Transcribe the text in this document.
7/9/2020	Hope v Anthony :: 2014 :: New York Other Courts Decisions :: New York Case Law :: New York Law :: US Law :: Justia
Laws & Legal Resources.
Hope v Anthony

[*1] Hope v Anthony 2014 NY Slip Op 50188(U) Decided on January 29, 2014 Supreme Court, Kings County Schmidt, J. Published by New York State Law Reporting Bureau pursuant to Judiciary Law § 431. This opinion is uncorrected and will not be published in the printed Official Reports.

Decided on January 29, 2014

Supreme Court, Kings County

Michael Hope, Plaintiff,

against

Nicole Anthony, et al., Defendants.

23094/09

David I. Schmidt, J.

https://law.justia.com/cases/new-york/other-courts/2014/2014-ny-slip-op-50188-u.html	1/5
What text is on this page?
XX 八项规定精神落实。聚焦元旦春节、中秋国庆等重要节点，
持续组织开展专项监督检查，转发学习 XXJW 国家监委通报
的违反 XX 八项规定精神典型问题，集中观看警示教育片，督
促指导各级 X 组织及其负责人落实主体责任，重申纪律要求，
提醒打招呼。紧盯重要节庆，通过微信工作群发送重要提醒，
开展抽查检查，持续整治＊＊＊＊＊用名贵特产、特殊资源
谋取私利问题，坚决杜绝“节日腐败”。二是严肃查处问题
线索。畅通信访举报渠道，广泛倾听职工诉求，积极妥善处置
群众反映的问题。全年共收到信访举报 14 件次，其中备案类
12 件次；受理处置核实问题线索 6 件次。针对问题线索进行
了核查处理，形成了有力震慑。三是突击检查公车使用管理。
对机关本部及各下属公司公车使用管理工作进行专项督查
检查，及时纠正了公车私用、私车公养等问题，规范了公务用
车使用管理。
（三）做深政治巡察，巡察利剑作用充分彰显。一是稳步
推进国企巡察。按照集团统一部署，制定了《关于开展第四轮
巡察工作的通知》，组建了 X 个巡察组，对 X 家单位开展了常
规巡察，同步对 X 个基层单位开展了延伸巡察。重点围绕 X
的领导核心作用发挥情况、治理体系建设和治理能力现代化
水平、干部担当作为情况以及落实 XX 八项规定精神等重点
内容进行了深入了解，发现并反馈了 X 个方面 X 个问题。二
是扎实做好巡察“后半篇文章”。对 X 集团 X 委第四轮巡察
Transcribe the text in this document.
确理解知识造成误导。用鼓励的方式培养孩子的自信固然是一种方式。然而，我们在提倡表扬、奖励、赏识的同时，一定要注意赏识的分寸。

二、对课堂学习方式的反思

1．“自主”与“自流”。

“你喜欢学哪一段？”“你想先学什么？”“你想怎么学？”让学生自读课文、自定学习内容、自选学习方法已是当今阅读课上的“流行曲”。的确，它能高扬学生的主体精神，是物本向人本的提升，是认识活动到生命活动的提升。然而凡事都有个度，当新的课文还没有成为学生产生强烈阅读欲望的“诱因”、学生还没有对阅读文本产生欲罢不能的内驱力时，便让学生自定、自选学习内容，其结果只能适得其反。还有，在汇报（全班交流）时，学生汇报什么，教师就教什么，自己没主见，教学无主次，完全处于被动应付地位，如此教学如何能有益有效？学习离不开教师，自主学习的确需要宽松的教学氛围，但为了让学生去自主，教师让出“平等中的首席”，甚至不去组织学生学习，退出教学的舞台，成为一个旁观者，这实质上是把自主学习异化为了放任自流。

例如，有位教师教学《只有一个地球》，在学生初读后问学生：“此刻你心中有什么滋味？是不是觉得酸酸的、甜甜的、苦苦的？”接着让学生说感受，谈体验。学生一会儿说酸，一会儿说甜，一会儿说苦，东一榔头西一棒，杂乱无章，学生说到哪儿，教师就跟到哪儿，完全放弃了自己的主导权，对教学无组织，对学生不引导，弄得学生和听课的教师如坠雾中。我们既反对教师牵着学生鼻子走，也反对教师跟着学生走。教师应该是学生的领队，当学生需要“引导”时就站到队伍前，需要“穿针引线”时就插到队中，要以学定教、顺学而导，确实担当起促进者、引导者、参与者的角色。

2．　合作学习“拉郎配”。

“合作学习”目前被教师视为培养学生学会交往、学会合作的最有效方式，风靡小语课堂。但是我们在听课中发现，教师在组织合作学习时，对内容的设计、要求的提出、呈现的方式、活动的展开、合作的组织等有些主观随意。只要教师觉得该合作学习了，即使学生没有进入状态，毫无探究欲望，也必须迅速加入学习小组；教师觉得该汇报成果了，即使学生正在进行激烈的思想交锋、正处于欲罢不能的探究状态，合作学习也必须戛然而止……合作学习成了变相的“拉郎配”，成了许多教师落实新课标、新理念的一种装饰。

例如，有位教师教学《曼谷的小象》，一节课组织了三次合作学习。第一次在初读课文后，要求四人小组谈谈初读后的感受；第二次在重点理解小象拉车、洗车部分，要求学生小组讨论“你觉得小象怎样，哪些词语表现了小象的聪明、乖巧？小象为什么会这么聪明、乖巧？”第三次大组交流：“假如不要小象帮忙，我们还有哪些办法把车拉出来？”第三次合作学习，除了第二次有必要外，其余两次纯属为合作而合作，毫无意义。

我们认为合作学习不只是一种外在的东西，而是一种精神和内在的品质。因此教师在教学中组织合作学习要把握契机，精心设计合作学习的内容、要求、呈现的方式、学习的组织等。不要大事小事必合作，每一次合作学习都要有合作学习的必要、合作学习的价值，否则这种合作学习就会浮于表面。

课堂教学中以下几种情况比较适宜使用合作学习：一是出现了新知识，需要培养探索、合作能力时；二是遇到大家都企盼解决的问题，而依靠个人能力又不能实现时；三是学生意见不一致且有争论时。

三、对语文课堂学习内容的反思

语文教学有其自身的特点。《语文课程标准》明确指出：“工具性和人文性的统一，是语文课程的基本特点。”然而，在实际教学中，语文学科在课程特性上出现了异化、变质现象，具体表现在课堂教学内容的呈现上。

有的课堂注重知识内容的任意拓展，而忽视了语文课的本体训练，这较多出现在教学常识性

+ + +

__Stated task__.
Reproduce the entries above exactly.

__Answer for the task__.
Transcribe the text in this document.
7/9/2020	Hope v Anthony :: 2014 :: New York Other Courts Decisions :: New York Case Law :: New York Law :: US Law :: Justia
Laws & Legal Resources.
Hope v Anthony

[*1] Hope v Anthony 2014 NY Slip Op 50188(U) Decided on January 29, 2014 Supreme Court, Kings County Schmidt, J. Published by New York State Law Reporting Bureau pursuant to Judiciary Law § 431. This opinion is uncorrected and will not be published in the printed Official Reports.

Decided on January 29, 2014

Supreme Court, Kings County

Michael Hope, Plaintiff,

against

Nicole Anthony, et al., Defendants.

23094/09

David I. Schmidt, J.

https://law.justia.com/cases/new-york/other-courts/2014/2014-ny-slip-op-50188-u.html	1/5
What text is on this page?
XX 八项规定精神落实。聚焦元旦春节、中秋国庆等重要节点，
持续组织开展专项监督检查，转发学习 XXJW 国家监委通报
的违反 XX 八项规定精神典型问题，集中观看警示教育片，督
促指导各级 X 组织及其负责人落实主体责任，重申纪律要求，
提醒打招呼。紧盯重要节庆，通过微信工作群发送重要提醒，
开展抽查检查，持续整治＊＊＊＊＊用名贵特产、特殊资源
谋取私利问题，坚决杜绝“节日腐败”。二是严肃查处问题
线索。畅通信访举报渠道，广泛倾听职工诉求，积极妥善处置
群众反映的问题。全年共收到信访举报 14 件次，其中备案类
12 件次；受理处置核实问题线索 6 件次。针对问题线索进行
了核查处理，形成了有力震慑。三是突击检查公车使用管理。
对机关本部及各下属公司公车使用管理工作进行专项督查
检查，及时纠正了公车私用、私车公养等问题，规范了公务用
车使用管理。
（三）做深政治巡察，巡察利剑作用充分彰显。一是稳步
推进国企巡察。按照集团统一部署，制定了《关于开展第四轮
巡察工作的通知》，组建了 X 个巡察组，对 X 家单位开展了常
规巡察，同步对 X 个基层单位开展了延伸巡察。重点围绕 X
的领导核心作用发挥情况、治理体系建设和治理能力现代化
水平、干部担当作为情况以及落实 XX 八项规定精神等重点
内容进行了深入了解，发现并反馈了 X 个方面 X 个问题。二
是扎实做好巡察“后半篇文章”。对 X 集团 X 委第四轮巡察
Transcribe the text in this document.
确理解知识造成误导。用鼓励的方式培养孩子的自信固然是一种方式。然而，我们在提倡表扬、奖励、赏识的同时，一定要注意赏识的分寸。

二、对课堂学习方式的反思

1．“自主”与“自流”。

“你喜欢学哪一段？”“你想先学什么？”“你想怎么学？”让学生自读课文、自定学习内容、自选学习方法已是当今阅读课上的“流行曲”。的确，它能高扬学生的主体精神，是物本向人本的提升，是认识活动到生命活动的提升。然而凡事都有个度，当新的课文还没有成为学生产生强烈阅读欲望的“诱因”、学生还没有对阅读文本产生欲罢不能的内驱力时，便让学生自定、自选学习内容，其结果只能适得其反。还有，在汇报（全班交流）时，学生汇报什么，教师就教什么，自己没主见，教学无主次，完全处于被动应付地位，如此教学如何能有益有效？学习离不开教师，自主学习的确需要宽松的教学氛围，但为了让学生去自主，教师让出“平等中的首席”，甚至不去组织学生学习，退出教学的舞台，成为一个旁观者，这实质上是把自主学习异化为了放任自流。

例如，有位教师教学《只有一个地球》，在学生初读后问学生：“此刻你心中有什么滋味？是不是觉得酸酸的、甜甜的、苦苦的？”接着让学生说感受，谈体验。学生一会儿说酸，一会儿说甜，一会儿说苦，东一榔头西一棒，杂乱无章，学生说到哪儿，教师就跟到哪儿，完全放弃了自己的主导权，对教学无组织，对学生不引导，弄得学生和听课的教师如坠雾中。我们既反对教师牵着学生鼻子走，也反对教师跟着学生走。教师应该是学生的领队，当学生需要“引导”时就站到队伍前，需要“穿针引线”时就插到队中，要以学定教、顺学而导，确实担当起促进者、引导者、参与者的角色。

2．　合作学习“拉郎配”。

“合作学习”目前被教师视为培养学生学会交往、学会合作的最有效方式，风靡小语课堂。但是我们在听课中发现，教师在组织合作学习时，对内容的设计、要求的提出、呈现的方式、活动的展开、合作的组织等有些主观随意。只要教师觉得该合作学习了，即使学生没有进入状态，毫无探究欲望，也必须迅速加入学习小组；教师觉得该汇报成果了，即使学生正在进行激烈的思想交锋、正处于欲罢不能的探究状态，合作学习也必须戛然而止……合作学习成了变相的“拉郎配”，成了许多教师落实新课标、新理念的一种装饰。

例如，有位教师教学《曼谷的小象》，一节课组织了三次合作学习。第一次在初读课文后，要求四人小组谈谈初读后的感受；第二次在重点理解小象拉车、洗车部分，要求学生小组讨论“你觉得小象怎样，哪些词语表现了小象的聪明、乖巧？小象为什么会这么聪明、乖巧？”第三次大组交流：“假如不要小象帮忙，我们还有哪些办法把车拉出来？”第三次合作学习，除了第二次有必要外，其余两次纯属为合作而合作，毫无意义。

我们认为合作学习不只是一种外在的东西，而是一种精神和内在的品质。因此教师在教学中组织合作学习要把握契机，精心设计合作学习的内容、要求、呈现的方式、学习的组织等。不要大事小事必合作，每一次合作学习都要有合作学习的必要、合作学习的价值，否则这种合作学习就会浮于表面。

课堂教学中以下几种情况比较适宜使用合作学习：一是出现了新知识，需要培养探索、合作能力时；二是遇到大家都企盼解决的问题，而依靠个人能力又不能实现时；三是学生意见不一致且有争论时。

三、对语文课堂学习内容的反思

语文教学有其自身的特点。《语文课程标准》明确指出：“工具性和人文性的统一，是语文课程的基本特点。”然而，在实际教学中，语文学科在课程特性上出现了异化、变质现象，具体表现在课堂教学内容的呈现上。

有的课堂注重知识内容的任意拓展，而忽视了语文课的本体训练，这较多出现在教学常识性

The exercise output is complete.